:: CONSIGNES DE L'EXERCICE ::
A. Pour chaque affirmation, indiquez par oui ou par non si elle concorde avec la notice sur Louis Dufrenoy, en citant les mots exacts de la notice qui tranchent : (i) Louis Dufrenoy était le troisième de douze enfants ; (ii) il devint cheminot avant son départ pour le régiment ; (iii) il se maria à Laval.
B. Reformulez sous forme de liste le paragraphe de la notice sur Louis Dufrenoy qui commence par « À vingt-et-un ans », en conservant ses faits principaux.

:: TEXTE FOURNI ::
□ □ □

DUFRENOY Louis

Par Jacques Omnès

Né le 21 septembre 1881 à Granville (Manche), mort le 21 juin 1965 à Laval (Mayenne) ; cheminot ; syndicaliste ; dirigeant de la Fédération communiste de Mayenne.

Troisième enfant d’une famille qui en compta douze, Louis Dufrenoy connut une enfance difficile ; dès l’âge de dix ans, il dut travailler à la campagne. À treize ans, il fut placé chez un maréchal qui, selon Louis Dufrenoy, voulut l’obliger à aller à la messe. Louis aurait refusé, parce qu’il n’avait pas « été élevé dans ces idées-là ». Un dimanche, devant un nouveau refus catégorique de l’apprenti, le patron l’aurait giflé, ce qui aurait déterminé Louis Dufrenoy à partir sur le « trimard » du compagnon. À dix-sept ans, il aurait déjà été un militant anarcho-syndicaliste de la métallurgie.
À vingt-et-un ans, il partit pour le régiment. À son retour, en octobre 1905, il devint cheminot. Le 3 juillet 1906, il se maria à Granville et vint s’installer à Laval. En octobre 1910, il participa à la grève des cheminots, à l’issue de laquelle son père Élie Dufrenoy, militant syndicaliste et socialiste, prit sa retraite.

□ □ □

:: EXTRAIT DE DONNÉES ::

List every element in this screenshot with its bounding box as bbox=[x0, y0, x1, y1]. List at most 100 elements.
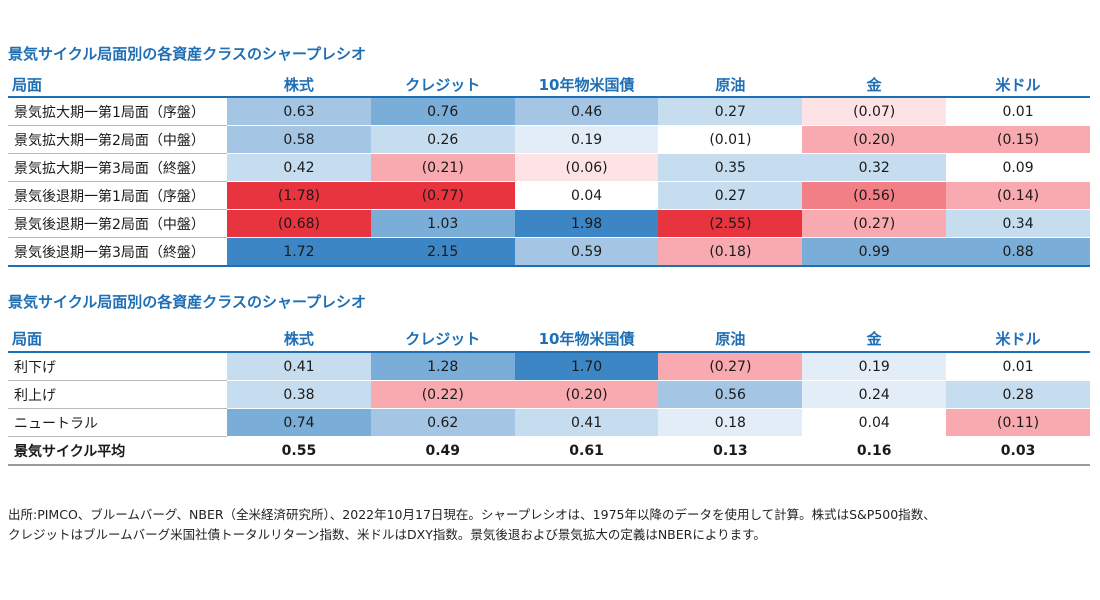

□ □ □

:: CORRIGÉ DES TÂCHES ::
A.
(i) Oui : « Troisième enfant d’une famille qui en compta douze ».
(ii) Non : « À vingt-et-un ans, il partit pour le régiment. À son retour, en octobre 1905, il devint cheminot. »
(iii) Non : « Le 3 juillet 1906, il se maria à Granville et vint s’installer à Laval. »

B.
- À 21 ans : départ pour le régiment.
- Octobre 1905, au retour : entrée comme cheminot.
- 3 juillet 1906 : mariage à Granville, puis installation à Laval.
- Octobre 1910 : participation à la grève des cheminots ; à son issue, départ à la retraite de son père, Élie Dufrenoy, militant syndicaliste et socialiste.